- PROBLEM DESCRIPTION
If anything in the data looks odd, keep it anyway and write the whole listing out unchanged.

- DATA LISTING
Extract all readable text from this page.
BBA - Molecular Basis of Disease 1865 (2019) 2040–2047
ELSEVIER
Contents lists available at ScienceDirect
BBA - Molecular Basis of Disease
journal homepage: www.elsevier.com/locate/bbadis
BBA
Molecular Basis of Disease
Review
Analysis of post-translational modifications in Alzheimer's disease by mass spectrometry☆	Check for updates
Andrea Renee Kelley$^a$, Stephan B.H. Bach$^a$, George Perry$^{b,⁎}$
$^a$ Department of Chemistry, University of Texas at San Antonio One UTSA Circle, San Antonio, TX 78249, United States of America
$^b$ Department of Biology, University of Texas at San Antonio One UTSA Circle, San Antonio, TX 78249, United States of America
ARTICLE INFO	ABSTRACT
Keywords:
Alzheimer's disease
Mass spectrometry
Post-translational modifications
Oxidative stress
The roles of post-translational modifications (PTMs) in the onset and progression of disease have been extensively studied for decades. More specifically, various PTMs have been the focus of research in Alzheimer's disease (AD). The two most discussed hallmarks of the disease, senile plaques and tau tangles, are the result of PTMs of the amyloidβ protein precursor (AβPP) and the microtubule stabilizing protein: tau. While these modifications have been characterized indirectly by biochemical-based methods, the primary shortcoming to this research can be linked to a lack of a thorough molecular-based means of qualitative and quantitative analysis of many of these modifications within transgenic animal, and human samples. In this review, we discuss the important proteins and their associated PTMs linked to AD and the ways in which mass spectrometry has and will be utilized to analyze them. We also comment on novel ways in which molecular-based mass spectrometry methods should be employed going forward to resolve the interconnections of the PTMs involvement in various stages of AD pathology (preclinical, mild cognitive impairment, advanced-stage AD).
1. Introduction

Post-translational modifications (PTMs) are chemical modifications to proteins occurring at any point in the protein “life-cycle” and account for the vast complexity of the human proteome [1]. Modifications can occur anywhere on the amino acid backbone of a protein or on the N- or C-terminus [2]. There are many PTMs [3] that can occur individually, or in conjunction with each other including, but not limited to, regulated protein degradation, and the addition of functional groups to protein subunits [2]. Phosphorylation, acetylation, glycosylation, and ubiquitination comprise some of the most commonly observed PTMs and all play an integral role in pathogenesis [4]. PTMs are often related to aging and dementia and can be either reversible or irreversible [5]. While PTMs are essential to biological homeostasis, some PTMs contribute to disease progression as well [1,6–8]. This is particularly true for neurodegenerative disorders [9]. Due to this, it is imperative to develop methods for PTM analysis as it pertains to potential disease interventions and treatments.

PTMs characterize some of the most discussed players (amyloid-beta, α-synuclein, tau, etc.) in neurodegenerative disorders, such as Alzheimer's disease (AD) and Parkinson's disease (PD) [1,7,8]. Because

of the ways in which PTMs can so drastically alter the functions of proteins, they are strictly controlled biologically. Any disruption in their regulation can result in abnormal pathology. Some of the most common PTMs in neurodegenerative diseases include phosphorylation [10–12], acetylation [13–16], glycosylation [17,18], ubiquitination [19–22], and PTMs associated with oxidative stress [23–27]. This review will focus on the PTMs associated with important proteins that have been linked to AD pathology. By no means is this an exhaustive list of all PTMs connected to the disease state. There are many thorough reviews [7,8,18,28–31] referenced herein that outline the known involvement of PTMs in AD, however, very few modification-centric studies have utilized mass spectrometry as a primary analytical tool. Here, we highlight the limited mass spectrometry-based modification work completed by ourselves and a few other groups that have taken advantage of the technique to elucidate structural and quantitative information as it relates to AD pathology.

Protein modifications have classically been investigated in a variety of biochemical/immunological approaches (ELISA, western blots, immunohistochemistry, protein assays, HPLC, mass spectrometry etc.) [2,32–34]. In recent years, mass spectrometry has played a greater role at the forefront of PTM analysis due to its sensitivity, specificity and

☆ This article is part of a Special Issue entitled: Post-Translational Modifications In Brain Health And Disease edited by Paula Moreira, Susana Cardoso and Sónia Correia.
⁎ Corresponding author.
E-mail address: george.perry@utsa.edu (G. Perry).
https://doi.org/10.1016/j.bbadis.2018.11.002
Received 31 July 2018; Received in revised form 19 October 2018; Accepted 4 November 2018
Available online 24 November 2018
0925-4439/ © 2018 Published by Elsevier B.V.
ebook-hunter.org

- RESULT FOR THIS EXERCISE
Extract all readable text from this page.
BBA - Molecular Basis of Disease 1865 (2019) 2040–2047
ELSEVIER
Contents lists available at ScienceDirect
BBA - Molecular Basis of Disease
journal homepage: www.elsevier.com/locate/bbadis
BBA
Molecular Basis of Disease
Review
Analysis of post-translational modifications in Alzheimer's disease by mass spectrometry☆	Check for updates
Andrea Renee Kelley$^a$, Stephan B.H. Bach$^a$, George Perry$^{b,⁎}$
$^a$ Department of Chemistry, University of Texas at San Antonio One UTSA Circle, San Antonio, TX 78249, United States of America
$^b$ Department of Biology, University of Texas at San Antonio One UTSA Circle, San Antonio, TX 78249, United States of America
ARTICLE INFO	ABSTRACT
Keywords:
Alzheimer's disease
Mass spectrometry
Post-translational modifications
Oxidative stress
The roles of post-translational modifications (PTMs) in the onset and progression of disease have been extensively studied for decades. More specifically, various PTMs have been the focus of research in Alzheimer's disease (AD). The two most discussed hallmarks of the disease, senile plaques and tau tangles, are the result of PTMs of the amyloidβ protein precursor (AβPP) and the microtubule stabilizing protein: tau. While these modifications have been characterized indirectly by biochemical-based methods, the primary shortcoming to this research can be linked to a lack of a thorough molecular-based means of qualitative and quantitative analysis of many of these modifications within transgenic animal, and human samples. In this review, we discuss the important proteins and their associated PTMs linked to AD and the ways in which mass spectrometry has and will be utilized to analyze them. We also comment on novel ways in which molecular-based mass spectrometry methods should be employed going forward to resolve the interconnections of the PTMs involvement in various stages of AD pathology (preclinical, mild cognitive impairment, advanced-stage AD).
1. Introduction

Post-translational modifications (PTMs) are chemical modifications to proteins occurring at any point in the protein “life-cycle” and account for the vast complexity of the human proteome [1]. Modifications can occur anywhere on the amino acid backbone of a protein or on the N- or C-terminus [2]. There are many PTMs [3] that can occur individually, or in conjunction with each other including, but not limited to, regulated protein degradation, and the addition of functional groups to protein subunits [2]. Phosphorylation, acetylation, glycosylation, and ubiquitination comprise some of the most commonly observed PTMs and all play an integral role in pathogenesis [4]. PTMs are often related to aging and dementia and can be either reversible or irreversible [5]. While PTMs are essential to biological homeostasis, some PTMs contribute to disease progression as well [1,6–8]. This is particularly true for neurodegenerative disorders [9]. Due to this, it is imperative to develop methods for PTM analysis as it pertains to potential disease interventions and treatments.

PTMs characterize some of the most discussed players (amyloid-beta, α-synuclein, tau, etc.) in neurodegenerative disorders, such as Alzheimer's disease (AD) and Parkinson's disease (PD) [1,7,8]. Because

of the ways in which PTMs can so drastically alter the functions of proteins, they are strictly controlled biologically. Any disruption in their regulation can result in abnormal pathology. Some of the most common PTMs in neurodegenerative diseases include phosphorylation [10–12], acetylation [13–16], glycosylation [17,18], ubiquitination [19–22], and PTMs associated with oxidative stress [23–27]. This review will focus on the PTMs associated with important proteins that have been linked to AD pathology. By no means is this an exhaustive list of all PTMs connected to the disease state. There are many thorough reviews [7,8,18,28–31] referenced herein that outline the known involvement of PTMs in AD, however, very few modification-centric studies have utilized mass spectrometry as a primary analytical tool. Here, we highlight the limited mass spectrometry-based modification work completed by ourselves and a few other groups that have taken advantage of the technique to elucidate structural and quantitative information as it relates to AD pathology.

Protein modifications have classically been investigated in a variety of biochemical/immunological approaches (ELISA, western blots, immunohistochemistry, protein assays, HPLC, mass spectrometry etc.) [2,32–34]. In recent years, mass spectrometry has played a greater role at the forefront of PTM analysis due to its sensitivity, specificity and

☆ This article is part of a Special Issue entitled: Post-Translational Modifications In Brain Health And Disease edited by Paula Moreira, Susana Cardoso and Sónia Correia.
⁎ Corresponding author.
E-mail address: george.perry@utsa.edu (G. Perry).
https://doi.org/10.1016/j.bbadis.2018.11.002
Received 31 July 2018; Received in revised form 19 October 2018; Accepted 4 November 2018
Available online 24 November 2018
0925-4439/ © 2018 Published by Elsevier B.V.
ebook-hunter.org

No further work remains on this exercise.